Stated task - Search the material for "Resources" and show all lines that contain it.
-------------------------
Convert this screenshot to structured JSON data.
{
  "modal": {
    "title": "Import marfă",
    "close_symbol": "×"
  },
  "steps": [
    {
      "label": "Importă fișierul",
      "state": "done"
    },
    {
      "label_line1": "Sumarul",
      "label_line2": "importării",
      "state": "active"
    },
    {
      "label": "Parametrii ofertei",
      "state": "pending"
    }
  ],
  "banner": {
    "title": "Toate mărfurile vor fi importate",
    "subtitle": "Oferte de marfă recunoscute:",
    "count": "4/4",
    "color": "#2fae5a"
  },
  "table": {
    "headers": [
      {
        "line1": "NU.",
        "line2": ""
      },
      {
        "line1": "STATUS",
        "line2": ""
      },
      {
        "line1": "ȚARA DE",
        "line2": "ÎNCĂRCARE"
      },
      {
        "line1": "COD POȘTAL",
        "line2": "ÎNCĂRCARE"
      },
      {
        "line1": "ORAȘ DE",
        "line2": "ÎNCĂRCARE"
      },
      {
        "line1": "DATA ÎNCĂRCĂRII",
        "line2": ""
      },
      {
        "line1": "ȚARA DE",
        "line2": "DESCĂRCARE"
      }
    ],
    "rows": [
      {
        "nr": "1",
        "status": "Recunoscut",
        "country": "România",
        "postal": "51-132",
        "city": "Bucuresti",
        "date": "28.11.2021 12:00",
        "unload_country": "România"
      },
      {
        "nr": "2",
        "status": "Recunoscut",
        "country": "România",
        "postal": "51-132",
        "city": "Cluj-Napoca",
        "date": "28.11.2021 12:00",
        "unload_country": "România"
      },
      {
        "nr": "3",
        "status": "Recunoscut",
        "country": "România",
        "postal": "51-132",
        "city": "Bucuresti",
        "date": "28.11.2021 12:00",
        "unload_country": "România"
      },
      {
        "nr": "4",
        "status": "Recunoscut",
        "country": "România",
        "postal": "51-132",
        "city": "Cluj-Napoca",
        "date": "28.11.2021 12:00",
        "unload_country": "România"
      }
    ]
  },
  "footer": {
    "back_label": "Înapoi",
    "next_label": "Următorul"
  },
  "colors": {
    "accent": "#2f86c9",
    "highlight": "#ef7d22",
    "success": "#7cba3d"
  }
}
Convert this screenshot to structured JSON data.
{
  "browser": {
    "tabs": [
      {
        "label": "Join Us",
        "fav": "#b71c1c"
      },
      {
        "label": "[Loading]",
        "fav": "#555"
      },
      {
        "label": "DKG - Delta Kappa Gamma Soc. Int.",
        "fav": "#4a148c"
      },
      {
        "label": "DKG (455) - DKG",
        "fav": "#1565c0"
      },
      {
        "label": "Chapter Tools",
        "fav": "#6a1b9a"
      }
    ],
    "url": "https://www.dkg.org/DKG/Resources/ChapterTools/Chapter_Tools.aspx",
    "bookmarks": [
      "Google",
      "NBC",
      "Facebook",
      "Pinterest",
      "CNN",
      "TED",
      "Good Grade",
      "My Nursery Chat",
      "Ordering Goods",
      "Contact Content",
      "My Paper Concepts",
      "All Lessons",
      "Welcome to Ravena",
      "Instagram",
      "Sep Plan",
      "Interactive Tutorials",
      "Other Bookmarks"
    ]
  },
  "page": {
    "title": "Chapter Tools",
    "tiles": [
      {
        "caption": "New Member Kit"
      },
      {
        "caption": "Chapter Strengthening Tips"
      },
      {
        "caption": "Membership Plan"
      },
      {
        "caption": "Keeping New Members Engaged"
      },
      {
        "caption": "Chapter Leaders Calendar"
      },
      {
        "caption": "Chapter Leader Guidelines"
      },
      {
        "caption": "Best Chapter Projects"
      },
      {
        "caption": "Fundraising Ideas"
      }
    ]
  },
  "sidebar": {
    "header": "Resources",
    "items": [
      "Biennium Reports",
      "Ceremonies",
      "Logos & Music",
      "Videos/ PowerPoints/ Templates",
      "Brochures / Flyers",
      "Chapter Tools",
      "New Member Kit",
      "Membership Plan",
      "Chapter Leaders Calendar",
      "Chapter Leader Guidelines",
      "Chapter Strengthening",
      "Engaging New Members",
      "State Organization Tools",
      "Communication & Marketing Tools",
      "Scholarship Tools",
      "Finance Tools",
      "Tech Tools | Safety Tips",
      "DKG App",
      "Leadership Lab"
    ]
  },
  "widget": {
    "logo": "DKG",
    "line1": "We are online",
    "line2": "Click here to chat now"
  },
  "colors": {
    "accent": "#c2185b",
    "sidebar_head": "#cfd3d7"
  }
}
-------------------------
Completed exercise -
    "url": "https://www.dkg.org/DKG/Resources/ChapterTools/Chapter_Tools.aspx",
    "header": "Resources",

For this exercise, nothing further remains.